Output the material below in full, exactly as it is.

* start MATERIAL FOR THE TASK *

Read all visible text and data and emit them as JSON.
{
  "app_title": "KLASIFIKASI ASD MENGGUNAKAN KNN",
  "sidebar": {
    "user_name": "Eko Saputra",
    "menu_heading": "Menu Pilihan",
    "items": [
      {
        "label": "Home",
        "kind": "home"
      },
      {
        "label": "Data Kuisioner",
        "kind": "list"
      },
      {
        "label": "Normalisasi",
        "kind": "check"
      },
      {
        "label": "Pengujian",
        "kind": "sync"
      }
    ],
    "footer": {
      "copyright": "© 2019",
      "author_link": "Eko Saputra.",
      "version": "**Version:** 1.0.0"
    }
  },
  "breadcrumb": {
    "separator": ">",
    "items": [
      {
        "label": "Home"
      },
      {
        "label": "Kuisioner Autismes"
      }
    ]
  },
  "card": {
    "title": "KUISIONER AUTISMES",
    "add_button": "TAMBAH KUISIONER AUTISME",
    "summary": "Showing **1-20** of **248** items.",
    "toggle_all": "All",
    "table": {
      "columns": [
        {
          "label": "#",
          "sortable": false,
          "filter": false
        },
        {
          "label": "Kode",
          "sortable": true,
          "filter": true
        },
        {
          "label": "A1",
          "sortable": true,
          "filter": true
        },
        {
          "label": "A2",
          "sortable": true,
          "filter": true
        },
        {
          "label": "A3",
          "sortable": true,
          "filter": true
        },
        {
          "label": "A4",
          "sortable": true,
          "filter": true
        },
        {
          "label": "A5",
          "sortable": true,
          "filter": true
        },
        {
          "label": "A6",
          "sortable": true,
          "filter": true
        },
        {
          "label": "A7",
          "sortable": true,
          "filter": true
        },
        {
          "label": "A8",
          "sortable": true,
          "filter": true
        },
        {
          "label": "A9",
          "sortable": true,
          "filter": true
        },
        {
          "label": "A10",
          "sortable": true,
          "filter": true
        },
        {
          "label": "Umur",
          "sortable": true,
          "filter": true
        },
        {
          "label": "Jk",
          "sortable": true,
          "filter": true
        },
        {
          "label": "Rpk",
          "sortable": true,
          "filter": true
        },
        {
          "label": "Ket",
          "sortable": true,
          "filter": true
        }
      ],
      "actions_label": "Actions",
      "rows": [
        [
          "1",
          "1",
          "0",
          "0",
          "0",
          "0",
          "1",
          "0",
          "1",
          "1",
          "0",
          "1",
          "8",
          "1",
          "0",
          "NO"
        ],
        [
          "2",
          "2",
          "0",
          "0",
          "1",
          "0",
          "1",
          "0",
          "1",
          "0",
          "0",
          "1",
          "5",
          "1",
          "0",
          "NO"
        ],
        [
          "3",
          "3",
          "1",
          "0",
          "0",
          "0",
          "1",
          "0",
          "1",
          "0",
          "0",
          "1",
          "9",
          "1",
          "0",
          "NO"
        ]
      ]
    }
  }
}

* end MATERIAL FOR THE TASK *

THE RESPONSE:
Read all visible text and data and emit them as JSON.
{
  "app_title": "KLASIFIKASI ASD MENGGUNAKAN KNN",
  "sidebar": {
    "user_name": "Eko Saputra",
    "menu_heading": "Menu Pilihan",
    "items": [
      {
        "label": "Home",
        "kind": "home"
      },
      {
        "label": "Data Kuisioner",
        "kind": "list"
      },
      {
        "label": "Normalisasi",
        "kind": "check"
      },
      {
        "label": "Pengujian",
        "kind": "sync"
      }
    ],
    "footer": {
      "copyright": "© 2019",
      "author_link": "Eko Saputra.",
      "version": "**Version:** 1.0.0"
    }
  },
  "breadcrumb": {
    "separator": ">",
    "items": [
      {
        "label": "Home"
      },
      {
        "label": "Kuisioner Autismes"
      }
    ]
  },
  "card": {
    "title": "KUISIONER AUTISMES",
    "add_button": "TAMBAH KUISIONER AUTISME",
    "summary": "Showing **1-20** of **248** items.",
    "toggle_all": "All",
    "table": {
      "columns": [
        {
          "label": "#",
          "sortable": false,
          "filter": false
        },
        {
          "label": "Kode",
          "sortable": true,
          "filter": true
        },
        {
          "label": "A1",
          "sortable": true,
          "filter": true
        },
        {
          "label": "A2",
          "sortable": true,
          "filter": true
        },
        {
          "label": "A3",
          "sortable": true,
          "filter": true
        },
        {
          "label": "A4",
          "sortable": true,
          "filter": true
        },
        {
          "label": "A5",
          "sortable": true,
          "filter": true
        },
        {
          "label": "A6",
          "sortable": true,
          "filter": true
        },
        {
          "label": "A7",
          "sortable": true,
          "filter": true
        },
        {
          "label": "A8",
          "sortable": true,
          "filter": true
        },
        {
          "label": "A9",
          "sortable": true,
          "filter": true
        },
        {
          "label": "A10",
          "sortable": true,
          "filter": true
        },
        {
          "label": "Umur",
          "sortable": true,
          "filter": true
        },
        {
          "label": "Jk",
          "sortable": true,
          "filter": true
        },
        {
          "label": "Rpk",
          "sortable": true,
          "filter": true
        },
        {
          "label": "Ket",
          "sortable": true,
          "filter": true
        }
      ],
      "actions_label": "Actions",
      "rows": [
        [
          "1",
          "1",
          "0",
          "0",
          "0",
          "0",
          "1",
          "0",
          "1",
          "1",
          "0",
          "1",
          "8",
          "1",
          "0",
          "NO"
        ],
        [
          "2",
          "2",
          "0",
          "0",
          "1",
          "0",
          "1",
          "0",
          "1",
          "0",
          "0",
          "1",
          "5",
          "1",
          "0",
          "NO"
        ],
        [
          "3",
          "3",
          "1",
          "0",
          "0",
          "0",
          "1",
          "0",
          "1",
          "0",
          "0",
          "1",
          "9",
          "1",
          "0",
          "NO"
        ]
      ]
    }
  }
}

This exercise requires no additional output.